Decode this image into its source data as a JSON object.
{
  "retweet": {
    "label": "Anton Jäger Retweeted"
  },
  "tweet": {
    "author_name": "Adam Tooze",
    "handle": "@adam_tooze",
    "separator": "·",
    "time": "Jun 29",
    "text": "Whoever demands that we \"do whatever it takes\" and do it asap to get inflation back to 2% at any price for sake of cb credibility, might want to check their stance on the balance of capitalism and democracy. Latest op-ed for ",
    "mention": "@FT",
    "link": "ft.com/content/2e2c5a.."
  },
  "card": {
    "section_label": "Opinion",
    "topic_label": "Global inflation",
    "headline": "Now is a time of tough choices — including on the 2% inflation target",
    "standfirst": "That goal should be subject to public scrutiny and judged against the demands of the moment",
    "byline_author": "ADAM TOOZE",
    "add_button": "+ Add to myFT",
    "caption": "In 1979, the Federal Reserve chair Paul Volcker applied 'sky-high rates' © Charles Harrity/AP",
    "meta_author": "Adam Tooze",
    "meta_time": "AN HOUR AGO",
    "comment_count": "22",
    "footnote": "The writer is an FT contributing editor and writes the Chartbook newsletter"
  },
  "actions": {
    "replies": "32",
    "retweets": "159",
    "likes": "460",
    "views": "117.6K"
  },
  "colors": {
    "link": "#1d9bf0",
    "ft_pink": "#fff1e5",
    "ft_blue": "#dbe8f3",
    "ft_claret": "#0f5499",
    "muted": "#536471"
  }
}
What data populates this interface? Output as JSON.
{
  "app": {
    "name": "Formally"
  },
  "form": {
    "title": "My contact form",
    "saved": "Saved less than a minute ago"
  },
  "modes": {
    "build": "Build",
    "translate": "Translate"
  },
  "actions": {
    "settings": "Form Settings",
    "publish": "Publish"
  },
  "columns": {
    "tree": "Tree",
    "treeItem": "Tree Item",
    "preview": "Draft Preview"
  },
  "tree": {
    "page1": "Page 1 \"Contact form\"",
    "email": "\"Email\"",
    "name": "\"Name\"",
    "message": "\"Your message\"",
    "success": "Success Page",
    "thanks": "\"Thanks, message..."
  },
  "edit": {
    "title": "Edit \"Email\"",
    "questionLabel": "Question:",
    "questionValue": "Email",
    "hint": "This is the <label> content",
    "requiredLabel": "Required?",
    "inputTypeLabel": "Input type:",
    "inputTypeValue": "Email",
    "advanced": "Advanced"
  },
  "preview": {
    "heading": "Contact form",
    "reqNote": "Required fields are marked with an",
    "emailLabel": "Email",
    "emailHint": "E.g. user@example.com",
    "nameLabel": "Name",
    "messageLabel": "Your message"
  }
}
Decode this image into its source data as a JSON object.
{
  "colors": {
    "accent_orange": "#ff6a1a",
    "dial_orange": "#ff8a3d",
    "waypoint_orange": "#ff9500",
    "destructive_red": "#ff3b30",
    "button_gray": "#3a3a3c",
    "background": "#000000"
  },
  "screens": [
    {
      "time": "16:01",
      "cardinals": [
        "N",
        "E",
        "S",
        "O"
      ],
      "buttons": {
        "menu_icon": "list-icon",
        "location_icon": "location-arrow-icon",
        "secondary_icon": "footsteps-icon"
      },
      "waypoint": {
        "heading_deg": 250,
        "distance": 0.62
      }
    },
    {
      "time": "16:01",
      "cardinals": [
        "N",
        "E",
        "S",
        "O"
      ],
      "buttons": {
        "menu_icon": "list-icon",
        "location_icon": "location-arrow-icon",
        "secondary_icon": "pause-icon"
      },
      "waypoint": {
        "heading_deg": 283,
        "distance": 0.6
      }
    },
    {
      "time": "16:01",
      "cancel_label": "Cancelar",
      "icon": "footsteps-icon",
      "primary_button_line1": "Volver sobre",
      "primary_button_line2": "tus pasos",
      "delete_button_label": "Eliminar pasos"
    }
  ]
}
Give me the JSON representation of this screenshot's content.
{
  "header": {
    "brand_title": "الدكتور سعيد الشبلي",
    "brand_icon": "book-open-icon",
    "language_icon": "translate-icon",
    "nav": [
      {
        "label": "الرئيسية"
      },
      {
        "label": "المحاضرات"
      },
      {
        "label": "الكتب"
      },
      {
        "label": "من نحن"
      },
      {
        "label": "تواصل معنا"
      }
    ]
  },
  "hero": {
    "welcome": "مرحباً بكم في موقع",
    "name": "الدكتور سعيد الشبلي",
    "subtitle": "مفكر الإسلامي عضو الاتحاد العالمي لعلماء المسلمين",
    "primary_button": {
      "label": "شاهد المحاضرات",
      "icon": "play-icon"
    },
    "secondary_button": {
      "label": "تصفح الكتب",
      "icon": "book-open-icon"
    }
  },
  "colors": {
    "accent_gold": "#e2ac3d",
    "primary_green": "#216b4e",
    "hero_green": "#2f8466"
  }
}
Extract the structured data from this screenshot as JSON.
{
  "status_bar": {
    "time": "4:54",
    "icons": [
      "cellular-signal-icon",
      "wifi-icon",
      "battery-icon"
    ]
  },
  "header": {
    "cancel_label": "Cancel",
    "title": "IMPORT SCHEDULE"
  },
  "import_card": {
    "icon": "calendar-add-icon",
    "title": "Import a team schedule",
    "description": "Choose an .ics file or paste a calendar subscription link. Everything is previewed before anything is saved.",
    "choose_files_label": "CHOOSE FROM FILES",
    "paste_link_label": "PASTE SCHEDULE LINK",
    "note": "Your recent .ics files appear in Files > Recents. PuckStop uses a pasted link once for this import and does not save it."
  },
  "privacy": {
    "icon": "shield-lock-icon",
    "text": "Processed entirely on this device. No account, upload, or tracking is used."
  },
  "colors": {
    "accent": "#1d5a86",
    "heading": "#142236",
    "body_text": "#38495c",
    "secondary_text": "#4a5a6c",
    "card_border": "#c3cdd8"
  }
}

• [PROBLEM TO SOLVE]:
Return the lines above exactly, keeping every word.

• [SOLUTION]:
Decode this image into its source data as a JSON object.
{
  "retweet": {
    "label": "Anton Jäger Retweeted"
  },
  "tweet": {
    "author_name": "Adam Tooze",
    "handle": "@adam_tooze",
    "separator": "·",
    "time": "Jun 29",
    "text": "Whoever demands that we \"do whatever it takes\" and do it asap to get inflation back to 2% at any price for sake of cb credibility, might want to check their stance on the balance of capitalism and democracy. Latest op-ed for ",
    "mention": "@FT",
    "link": "ft.com/content/2e2c5a.."
  },
  "card": {
    "section_label": "Opinion",
    "topic_label": "Global inflation",
    "headline": "Now is a time of tough choices — including on the 2% inflation target",
    "standfirst": "That goal should be subject to public scrutiny and judged against the demands of the moment",
    "byline_author": "ADAM TOOZE",
    "add_button": "+ Add to myFT",
    "caption": "In 1979, the Federal Reserve chair Paul Volcker applied 'sky-high rates' © Charles Harrity/AP",
    "meta_author": "Adam Tooze",
    "meta_time": "AN HOUR AGO",
    "comment_count": "22",
    "footnote": "The writer is an FT contributing editor and writes the Chartbook newsletter"
  },
  "actions": {
    "replies": "32",
    "retweets": "159",
    "likes": "460",
    "views": "117.6K"
  },
  "colors": {
    "link": "#1d9bf0",
    "ft_pink": "#fff1e5",
    "ft_blue": "#dbe8f3",
    "ft_claret": "#0f5499",
    "muted": "#536471"
  }
}
What data populates this interface? Output as JSON.
{
  "app": {
    "name": "Formally"
  },
  "form": {
    "title": "My contact form",
    "saved": "Saved less than a minute ago"
  },
  "modes": {
    "build": "Build",
    "translate": "Translate"
  },
  "actions": {
    "settings": "Form Settings",
    "publish": "Publish"
  },
  "columns": {
    "tree": "Tree",
    "treeItem": "Tree Item",
    "preview": "Draft Preview"
  },
  "tree": {
    "page1": "Page 1 \"Contact form\"",
    "email": "\"Email\"",
    "name": "\"Name\"",
    "message": "\"Your message\"",
    "success": "Success Page",
    "thanks": "\"Thanks, message..."
  },
  "edit": {
    "title": "Edit \"Email\"",
    "questionLabel": "Question:",
    "questionValue": "Email",
    "hint": "This is the <label> content",
    "requiredLabel": "Required?",
    "inputTypeLabel": "Input type:",
    "inputTypeValue": "Email",
    "advanced": "Advanced"
  },
  "preview": {
    "heading": "Contact form",
    "reqNote": "Required fields are marked with an",
    "emailLabel": "Email",
    "emailHint": "E.g. user@example.com",
    "nameLabel": "Name",
    "messageLabel": "Your message"
  }
}
Decode this image into its source data as a JSON object.
{
  "colors": {
    "accent_orange": "#ff6a1a",
    "dial_orange": "#ff8a3d",
    "waypoint_orange": "#ff9500",
    "destructive_red": "#ff3b30",
    "button_gray": "#3a3a3c",
    "background": "#000000"
  },
  "screens": [
    {
      "time": "16:01",
      "cardinals": [
        "N",
        "E",
        "S",
        "O"
      ],
      "buttons": {
        "menu_icon": "list-icon",
        "location_icon": "location-arrow-icon",
        "secondary_icon": "footsteps-icon"
      },
      "waypoint": {
        "heading_deg": 250,
        "distance": 0.62
      }
    },
    {
      "time": "16:01",
      "cardinals": [
        "N",
        "E",
        "S",
        "O"
      ],
      "buttons": {
        "menu_icon": "list-icon",
        "location_icon": "location-arrow-icon",
        "secondary_icon": "pause-icon"
      },
      "waypoint": {
        "heading_deg": 283,
        "distance": 0.6
      }
    },
    {
      "time": "16:01",
      "cancel_label": "Cancelar",
      "icon": "footsteps-icon",
      "primary_button_line1": "Volver sobre",
      "primary_button_line2": "tus pasos",
      "delete_button_label": "Eliminar pasos"
    }
  ]
}
Give me the JSON representation of this screenshot's content.
{
  "header": {
    "brand_title": "الدكتور سعيد الشبلي",
    "brand_icon": "book-open-icon",
    "language_icon": "translate-icon",
    "nav": [
      {
        "label": "الرئيسية"
      },
      {
        "label": "المحاضرات"
      },
      {
        "label": "الكتب"
      },
      {
        "label": "من نحن"
      },
      {
        "label": "تواصل معنا"
      }
    ]
  },
  "hero": {
    "welcome": "مرحباً بكم في موقع",
    "name": "الدكتور سعيد الشبلي",
    "subtitle": "مفكر الإسلامي عضو الاتحاد العالمي لعلماء المسلمين",
    "primary_button": {
      "label": "شاهد المحاضرات",
      "icon": "play-icon"
    },
    "secondary_button": {
      "label": "تصفح الكتب",
      "icon": "book-open-icon"
    }
  },
  "colors": {
    "accent_gold": "#e2ac3d",
    "primary_green": "#216b4e",
    "hero_green": "#2f8466"
  }
}
Extract the structured data from this screenshot as JSON.
{
  "status_bar": {
    "time": "4:54",
    "icons": [
      "cellular-signal-icon",
      "wifi-icon",
      "battery-icon"
    ]
  },
  "header": {
    "cancel_label": "Cancel",
    "title": "IMPORT SCHEDULE"
  },
  "import_card": {
    "icon": "calendar-add-icon",
    "title": "Import a team schedule",
    "description": "Choose an .ics file or paste a calendar subscription link. Everything is previewed before anything is saved.",
    "choose_files_label": "CHOOSE FROM FILES",
    "paste_link_label": "PASTE SCHEDULE LINK",
    "note": "Your recent .ics files appear in Files > Recents. PuckStop uses a pasted link once for this import and does not save it."
  },
  "privacy": {
    "icon": "shield-lock-icon",
    "text": "Processed entirely on this device. No account, upload, or tracking is used."
  },
  "colors": {
    "accent": "#1d5a86",
    "heading": "#142236",
    "body_text": "#38495c",
    "secondary_text": "#4a5a6c",
    "card_border": "#c3cdd8"
  }
}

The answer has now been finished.